Prompt:
Copy every one of the entries below word for word, leaving out the pictures.

Available records:
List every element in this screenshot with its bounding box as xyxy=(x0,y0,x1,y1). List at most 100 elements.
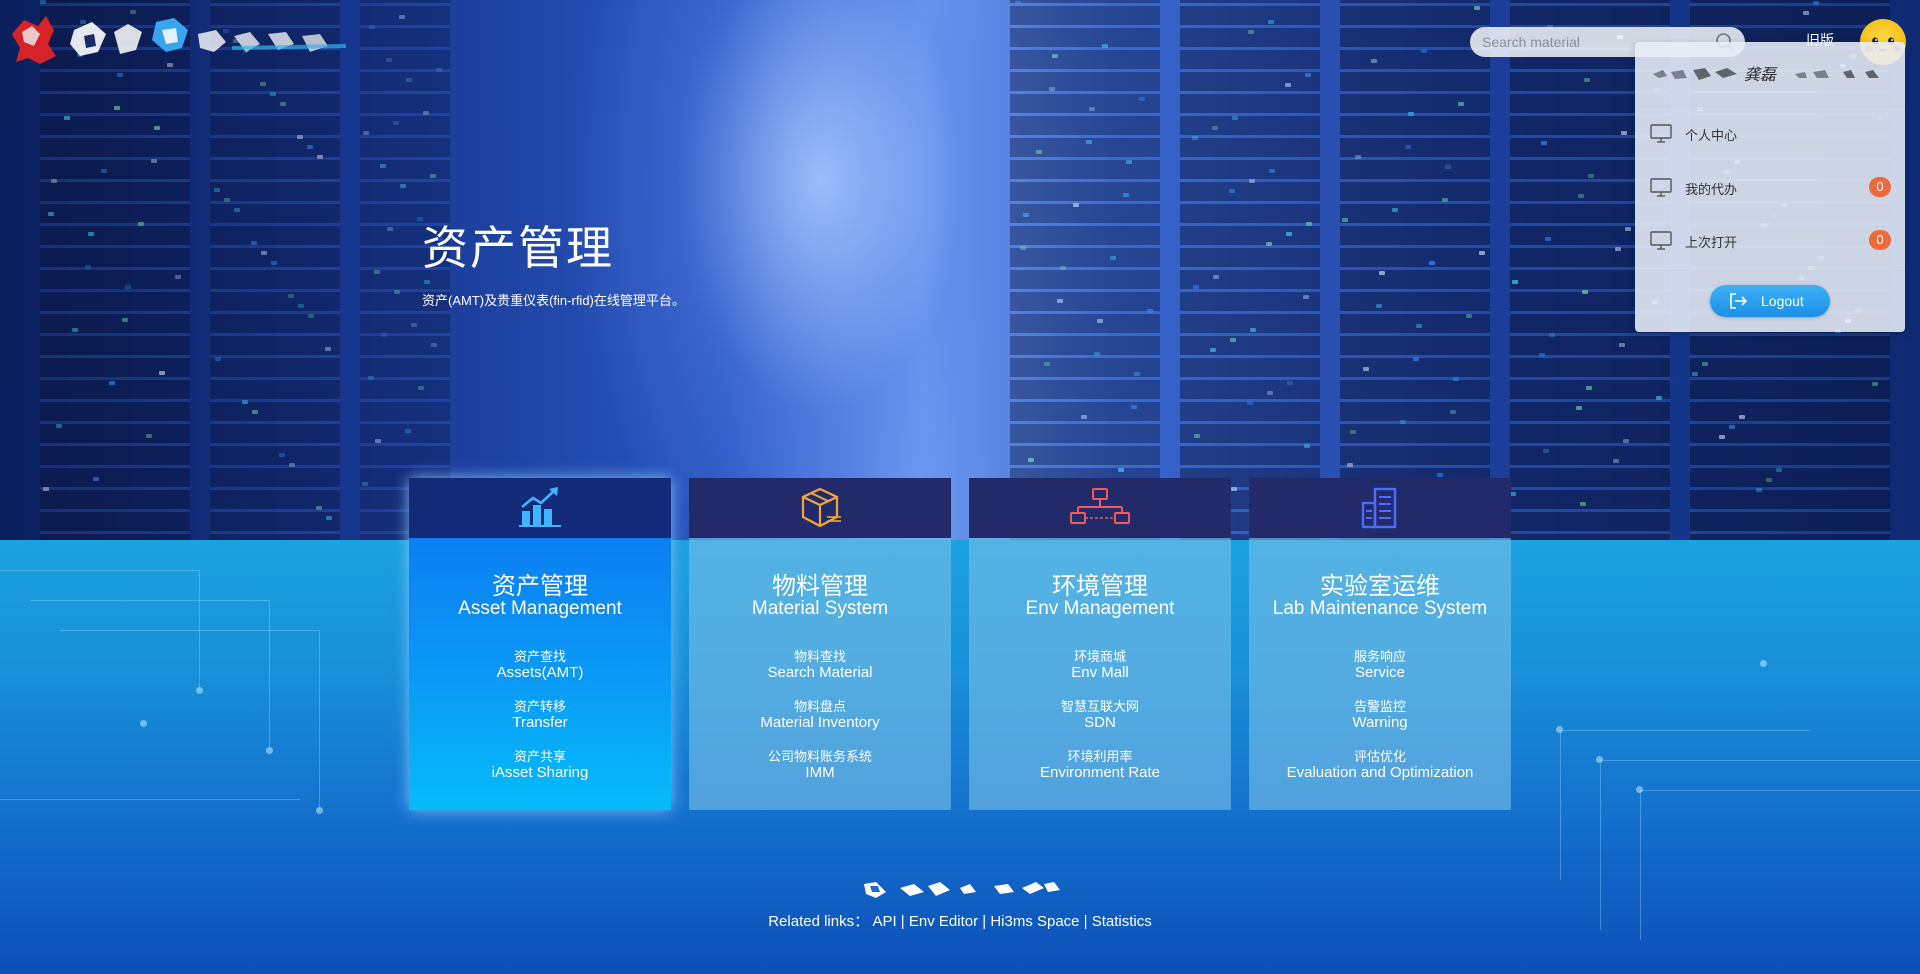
server-led xyxy=(114,106,120,110)
server-led xyxy=(215,357,221,361)
server-led xyxy=(1586,386,1592,390)
link-api[interactable]: API xyxy=(872,913,896,930)
card-link-en[interactable]: Warning xyxy=(1249,714,1511,731)
server-rack-image xyxy=(1180,0,1320,540)
card-link-en[interactable]: IMM xyxy=(689,764,951,781)
company-logo[interactable] xyxy=(10,12,350,70)
card-material-system[interactable]: 物料管理 Material System 物料查找 Search Materia… xyxy=(689,478,951,810)
server-led xyxy=(363,131,369,135)
card-link-cn[interactable]: 资产共享 xyxy=(409,746,671,765)
circuit-background xyxy=(0,540,1920,974)
link-hi3ms-space[interactable]: Hi3ms Space xyxy=(990,913,1079,930)
server-led xyxy=(1539,353,1545,357)
card-link-cn[interactable]: 公司物料账务系统 xyxy=(689,746,951,765)
menu-item-label: 个人中心 xyxy=(1685,128,1738,143)
server-led xyxy=(375,439,381,443)
card-link-en[interactable]: Search Material xyxy=(689,664,951,681)
server-led xyxy=(1139,97,1145,101)
server-led xyxy=(325,347,331,351)
server-led xyxy=(386,58,392,62)
server-led xyxy=(1052,54,1058,58)
server-led xyxy=(154,126,160,130)
server-led xyxy=(85,265,91,269)
server-led xyxy=(1512,280,1518,284)
card-link-en[interactable]: Environment Rate xyxy=(969,764,1231,781)
server-led xyxy=(88,232,94,236)
masked-name-graphic xyxy=(1795,70,1879,78)
server-led xyxy=(1692,372,1698,376)
server-led xyxy=(146,434,152,438)
card-link-en[interactable]: Evaluation and Optimization xyxy=(1249,764,1511,781)
card-link-en[interactable]: SDN xyxy=(969,714,1231,731)
server-led xyxy=(1193,285,1199,289)
card-link-cn[interactable]: 物料盘点 xyxy=(689,696,951,715)
server-led xyxy=(400,184,406,188)
server-led xyxy=(242,400,248,404)
server-led xyxy=(1756,488,1762,492)
card-link-cn[interactable]: 资产转移 xyxy=(409,696,671,715)
card-link-cn[interactable]: 环境商城 xyxy=(969,646,1231,665)
card-title-cn: 资产管理 xyxy=(492,573,588,600)
card-link-cn[interactable]: 物料查找 xyxy=(689,646,951,665)
card-link-en[interactable]: iAsset Sharing xyxy=(409,764,671,781)
server-led xyxy=(368,376,374,380)
server-led xyxy=(1230,338,1236,342)
link-statistics[interactable]: Statistics xyxy=(1092,913,1152,930)
card-link-cn[interactable]: 环境利用率 xyxy=(969,746,1231,765)
server-led xyxy=(43,487,49,491)
server-led xyxy=(72,328,78,332)
card-asset-management[interactable]: 资产管理 Asset Management 资产查找 Assets(AMT) 资… xyxy=(409,478,671,810)
user-dropdown-menu: 龚磊 个人中心 我的代办 0 上次打开 0 Logout xyxy=(1635,42,1905,332)
page-title: 资产管理 xyxy=(422,222,614,274)
server-led xyxy=(411,323,417,327)
server-led xyxy=(1656,396,1662,400)
server-led xyxy=(1269,169,1275,173)
card-link-en[interactable]: Material Inventory xyxy=(689,714,951,731)
card-link-cn[interactable]: 服务响应 xyxy=(1249,646,1511,665)
logout-button[interactable]: Logout xyxy=(1710,285,1830,317)
server-led xyxy=(48,212,54,216)
server-led xyxy=(1131,405,1137,409)
server-led xyxy=(252,410,258,414)
card-link-en[interactable]: Transfer xyxy=(409,714,671,731)
card-title-cn: 实验室运维 xyxy=(1320,573,1440,600)
server-led xyxy=(51,179,57,183)
network-icon xyxy=(1070,488,1130,524)
server-led xyxy=(1576,406,1582,410)
card-title-en: Lab Maintenance System xyxy=(1272,598,1488,619)
link-env-editor[interactable]: Env Editor xyxy=(909,913,978,930)
server-led xyxy=(424,280,430,284)
menu-item-last-opened[interactable]: 上次打开 0 xyxy=(1635,216,1905,266)
server-led xyxy=(1194,434,1200,438)
server-led xyxy=(1578,194,1584,198)
monitor-icon xyxy=(1650,231,1672,250)
server-led xyxy=(1408,112,1414,116)
server-led xyxy=(1413,357,1419,361)
server-led xyxy=(1613,459,1619,463)
card-link-en[interactable]: Assets(AMT) xyxy=(409,664,671,681)
server-led xyxy=(1303,295,1309,299)
menu-item-my-todo[interactable]: 我的代办 0 xyxy=(1635,163,1905,213)
last-opened-count-badge: 0 xyxy=(1869,230,1891,250)
server-led xyxy=(1089,107,1095,111)
server-led xyxy=(374,270,380,274)
server-led xyxy=(1429,261,1435,265)
server-led xyxy=(1267,391,1273,395)
card-env-management[interactable]: 环境管理 Env Management 环境商城 Env Mall 智慧互联大网… xyxy=(969,478,1231,810)
menu-item-personal-center[interactable]: 个人中心 xyxy=(1635,109,1905,159)
card-link-en[interactable]: Service xyxy=(1249,664,1511,681)
server-led xyxy=(280,102,286,106)
card-link-cn[interactable]: 评估优化 xyxy=(1249,746,1511,765)
card-link-cn[interactable]: 告警监控 xyxy=(1249,696,1511,715)
card-lab-maintenance[interactable]: 实验室运维 Lab Maintenance System 服务响应 Servic… xyxy=(1249,478,1511,810)
server-led xyxy=(399,15,405,19)
card-link-en[interactable]: Env Mall xyxy=(969,664,1231,681)
server-led xyxy=(297,135,303,139)
server-led xyxy=(1044,362,1050,366)
server-led xyxy=(436,68,442,72)
card-link-cn[interactable]: 资产查找 xyxy=(409,646,671,665)
card-header xyxy=(969,478,1231,538)
card-link-cn[interactable]: 智慧互联大网 xyxy=(969,696,1231,715)
server-led xyxy=(288,294,294,298)
server-led xyxy=(270,92,276,96)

Output for this task:
List every element in this screenshot with its bounding box as xyxy=(x0,y0,x1,y1). List at most 100 elements.
server-led xyxy=(114,106,120,110)
server-led xyxy=(215,357,221,361)
server-led xyxy=(1586,386,1592,390)
link-api[interactable]: API xyxy=(872,913,896,930)
card-link-en[interactable]: Warning xyxy=(1249,714,1511,731)
server-rack-image xyxy=(1180,0,1320,540)
card-link-en[interactable]: IMM xyxy=(689,764,951,781)
company-logo[interactable] xyxy=(10,12,350,70)
card-material-system[interactable]: 物料管理 Material System 物料查找 Search Materia… xyxy=(689,478,951,810)
server-led xyxy=(363,131,369,135)
card-link-cn[interactable]: 资产共享 xyxy=(409,746,671,765)
circuit-background xyxy=(0,540,1920,974)
link-hi3ms-space[interactable]: Hi3ms Space xyxy=(990,913,1079,930)
server-led xyxy=(1539,353,1545,357)
card-link-cn[interactable]: 公司物料账务系统 xyxy=(689,746,951,765)
menu-item-label: 个人中心 xyxy=(1685,128,1738,143)
server-led xyxy=(375,439,381,443)
card-link-en[interactable]: Search Material xyxy=(689,664,951,681)
server-led xyxy=(1139,97,1145,101)
server-led xyxy=(325,347,331,351)
server-led xyxy=(386,58,392,62)
server-led xyxy=(1052,54,1058,58)
server-led xyxy=(154,126,160,130)
server-led xyxy=(85,265,91,269)
server-led xyxy=(1512,280,1518,284)
card-link-en[interactable]: Environment Rate xyxy=(969,764,1231,781)
server-led xyxy=(88,232,94,236)
masked-name-graphic xyxy=(1795,70,1879,78)
server-led xyxy=(1692,372,1698,376)
server-led xyxy=(146,434,152,438)
card-link-en[interactable]: Evaluation and Optimization xyxy=(1249,764,1511,781)
card-link-en[interactable]: SDN xyxy=(969,714,1231,731)
server-led xyxy=(1193,285,1199,289)
card-link-cn[interactable]: 物料盘点 xyxy=(689,696,951,715)
server-led xyxy=(400,184,406,188)
server-led xyxy=(242,400,248,404)
server-led xyxy=(1756,488,1762,492)
card-link-cn[interactable]: 资产转移 xyxy=(409,696,671,715)
card-link-cn[interactable]: 环境商城 xyxy=(969,646,1231,665)
card-title-cn: 资产管理 xyxy=(492,573,588,600)
card-link-cn[interactable]: 物料查找 xyxy=(689,646,951,665)
card-link-en[interactable]: iAsset Sharing xyxy=(409,764,671,781)
server-led xyxy=(368,376,374,380)
server-led xyxy=(1230,338,1236,342)
link-statistics[interactable]: Statistics xyxy=(1092,913,1152,930)
card-link-cn[interactable]: 环境利用率 xyxy=(969,746,1231,765)
server-led xyxy=(43,487,49,491)
server-led xyxy=(72,328,78,332)
card-asset-management[interactable]: 资产管理 Asset Management 资产查找 Assets(AMT) 资… xyxy=(409,478,671,810)
user-dropdown-menu: 龚磊 个人中心 我的代办 0 上次打开 0 Logout xyxy=(1635,42,1905,332)
page-title: 资产管理 xyxy=(422,222,614,274)
server-led xyxy=(411,323,417,327)
server-led xyxy=(1656,396,1662,400)
server-led xyxy=(1269,169,1275,173)
card-link-en[interactable]: Material Inventory xyxy=(689,714,951,731)
card-link-cn[interactable]: 服务响应 xyxy=(1249,646,1511,665)
logout-button[interactable]: Logout xyxy=(1710,285,1830,317)
server-led xyxy=(48,212,54,216)
server-led xyxy=(1131,405,1137,409)
server-led xyxy=(252,410,258,414)
card-link-en[interactable]: Transfer xyxy=(409,714,671,731)
card-title-cn: 实验室运维 xyxy=(1320,573,1440,600)
server-led xyxy=(51,179,57,183)
network-icon xyxy=(1070,488,1130,524)
server-led xyxy=(1576,406,1582,410)
card-title-en: Lab Maintenance System xyxy=(1272,598,1488,619)
link-env-editor[interactable]: Env Editor xyxy=(909,913,978,930)
server-led xyxy=(424,280,430,284)
menu-item-last-opened[interactable]: 上次打开 0 xyxy=(1635,216,1905,266)
server-led xyxy=(1194,434,1200,438)
server-led xyxy=(1578,194,1584,198)
monitor-icon xyxy=(1650,231,1672,250)
server-led xyxy=(1408,112,1414,116)
server-led xyxy=(1413,357,1419,361)
server-led xyxy=(1613,459,1619,463)
card-link-en[interactable]: Assets(AMT) xyxy=(409,664,671,681)
server-led xyxy=(1303,295,1309,299)
menu-item-my-todo[interactable]: 我的代办 0 xyxy=(1635,163,1905,213)
last-opened-count-badge: 0 xyxy=(1869,230,1891,250)
server-led xyxy=(1089,107,1095,111)
server-led xyxy=(374,270,380,274)
server-led xyxy=(1429,261,1435,265)
server-led xyxy=(1267,391,1273,395)
card-env-management[interactable]: 环境管理 Env Management 环境商城 Env Mall 智慧互联大网… xyxy=(969,478,1231,810)
menu-item-personal-center[interactable]: 个人中心 xyxy=(1635,109,1905,159)
card-link-en[interactable]: Service xyxy=(1249,664,1511,681)
server-led xyxy=(280,102,286,106)
card-link-cn[interactable]: 评估优化 xyxy=(1249,746,1511,765)
card-link-cn[interactable]: 告警监控 xyxy=(1249,696,1511,715)
card-lab-maintenance[interactable]: 实验室运维 Lab Maintenance System 服务响应 Servic… xyxy=(1249,478,1511,810)
server-led xyxy=(399,15,405,19)
card-link-en[interactable]: Env Mall xyxy=(969,664,1231,681)
server-led xyxy=(297,135,303,139)
server-led xyxy=(1044,362,1050,366)
server-led xyxy=(436,68,442,72)
card-link-cn[interactable]: 资产查找 xyxy=(409,646,671,665)
card-header xyxy=(969,478,1231,538)
card-link-cn[interactable]: 智慧互联大网 xyxy=(969,696,1231,715)
server-led xyxy=(288,294,294,298)
server-led xyxy=(270,92,276,96)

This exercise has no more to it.